The problem, they said, was the act of claiming southernness. It seemed impossibly intertwined with white supremacy, traditional gender roles, and a demand to return to an antiquated society, one they did not want to rise again.

That seemed more than fair, I said, but if they weren’t southern, what were they? After all, most had never lived outside of Virginia. No one could quite say for sure. They were not southern, but they weren’t anything else either.

A beautiful new memoir, Dust, published April 28 by Georgia native Summer Brenner, explores this predicament, one which many southern authors find themselves in today. Once hailed as producing much of the best of American literature, by the end of the twentieth century, southern voice had largely fallen out of fashion. A notion seems to have arisen that the South—as globalization and big tech increasingly penetrate all aspects of our lives—is too backward, too isolated, and too tainted to speak to the zeitgeist.

In Dust, Brenner, who is nearly eighty now, pushes back against this narrative. In a ringing, nearly liturgical southern cadence, she explores her complicated relationship with the South in general and, though perhaps less obviously, to southern literature in particular.

Brenner grows up caught between two worlds. In the first she is a southern belle, the debutant daughter of one of Atlanta’s wealthiest families, as southern as southern could be. But the second world is one of exclusion. As a young girl, Brenner remembers sitting in Atlanta’s sole Jewish deli, nibbling on a bagel, as the KKK marched outside the window. “I know they hate Jews,” she writes from her 1950s child’s perspective. “They hate Blacks, Catholics, and Jews. Because Daddy stands up for the rights of Blacks, I worry they’ll come to our house. I worry they’ll burn a cross in our yard.”

Brenner’s home is also divided. Her father is an open anti-Zionist and suspected communist, while her mother is devout—both to Judaism and to Atlanta’s genteel high society. Navigating this divide as a child is eternally confusing. “We’re against the Old South and segregation,” Brenner writes, “yet we go to places that shout DIXIE!”

After her father’s sudden death in her twenties, Brenner strikes out on her own, embarking on something of a self-imposed exile to Europe, then returning to Georgia to agitate for the Black Panther Party, then finally leaving for good to partake in the twilight of the beatnik scene in Berkeley, where she eventually settles as a single mother and impoverished writer, renouncing her family’s wealth.

Through it all, a question tracks Brenner across the page: how “southern” is she—and her memoir—really?

These days, southern literature seems stuck in a perpetual non-place. The last of the South’s literary giants—William Faulkner, Flannery O’Connor, Eudora Welty—were also the last generation to have coexisted with people who lived in the Antebellum era, a supposedly “more authentic” South now lost. In spite of the fact that all three writers’ oeuvres directly reject such notions of authenticity, this supposed connection was undoubtedly part of their appeal nationally. It is here the obvious must be stated: all three were white, and their national reception as representatives of the South—though, again, each pushed back against such notions—had much to do with the equation of southernness with a particular kind of whiteness. We might like to imagine that today we are beyond such assumptions, but the idea that the “real” South is the Old South has staying power—and not just for lost cause proselytizers, but even for well-intentioned southerners as well.

“I want to lose the war—again, and again, and again, until it’s really, finally over,” writes Tennessee author Ed Tarkington in an essay on southern literature. But this is a regurgitation of a false binary, one that equates the South with the Confederacy—even the South today—and therefore asks us to choose between a fallen South or an enlightened North. The South becomes framed as a place that is purely impure, forever corrupted and unchangeable, whose only redemption is abrogation.

• **Data extract**
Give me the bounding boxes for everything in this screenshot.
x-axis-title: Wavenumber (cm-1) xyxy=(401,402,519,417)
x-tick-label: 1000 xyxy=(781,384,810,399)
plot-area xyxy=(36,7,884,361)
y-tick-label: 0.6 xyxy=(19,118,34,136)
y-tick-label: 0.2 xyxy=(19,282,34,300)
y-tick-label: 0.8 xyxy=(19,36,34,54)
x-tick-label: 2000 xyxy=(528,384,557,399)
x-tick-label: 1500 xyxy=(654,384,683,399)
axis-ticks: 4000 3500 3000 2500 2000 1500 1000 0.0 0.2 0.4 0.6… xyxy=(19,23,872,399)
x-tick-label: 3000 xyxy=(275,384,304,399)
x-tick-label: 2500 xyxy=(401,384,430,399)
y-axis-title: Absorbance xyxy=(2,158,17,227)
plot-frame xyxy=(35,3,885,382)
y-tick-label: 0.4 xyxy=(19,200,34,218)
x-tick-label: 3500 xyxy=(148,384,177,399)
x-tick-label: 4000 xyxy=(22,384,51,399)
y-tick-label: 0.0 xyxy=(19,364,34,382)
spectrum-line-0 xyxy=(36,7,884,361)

• **Tasks**
[a] Translate this sentence from the passage on southern literature into French: "These days, southern literature seems stuck in a perpetual non-place."
[b] Name every author whom the passage on southern literature identifies by full name.

• **Outputs for the tasks**
[a] De nos jours, la littérature du Sud semble figée dans un non-lieu perpétuel.

[b]
Summer Brenner
William Faulkner
Flannery O'Connor
Eudora Welty
Ed Tarkington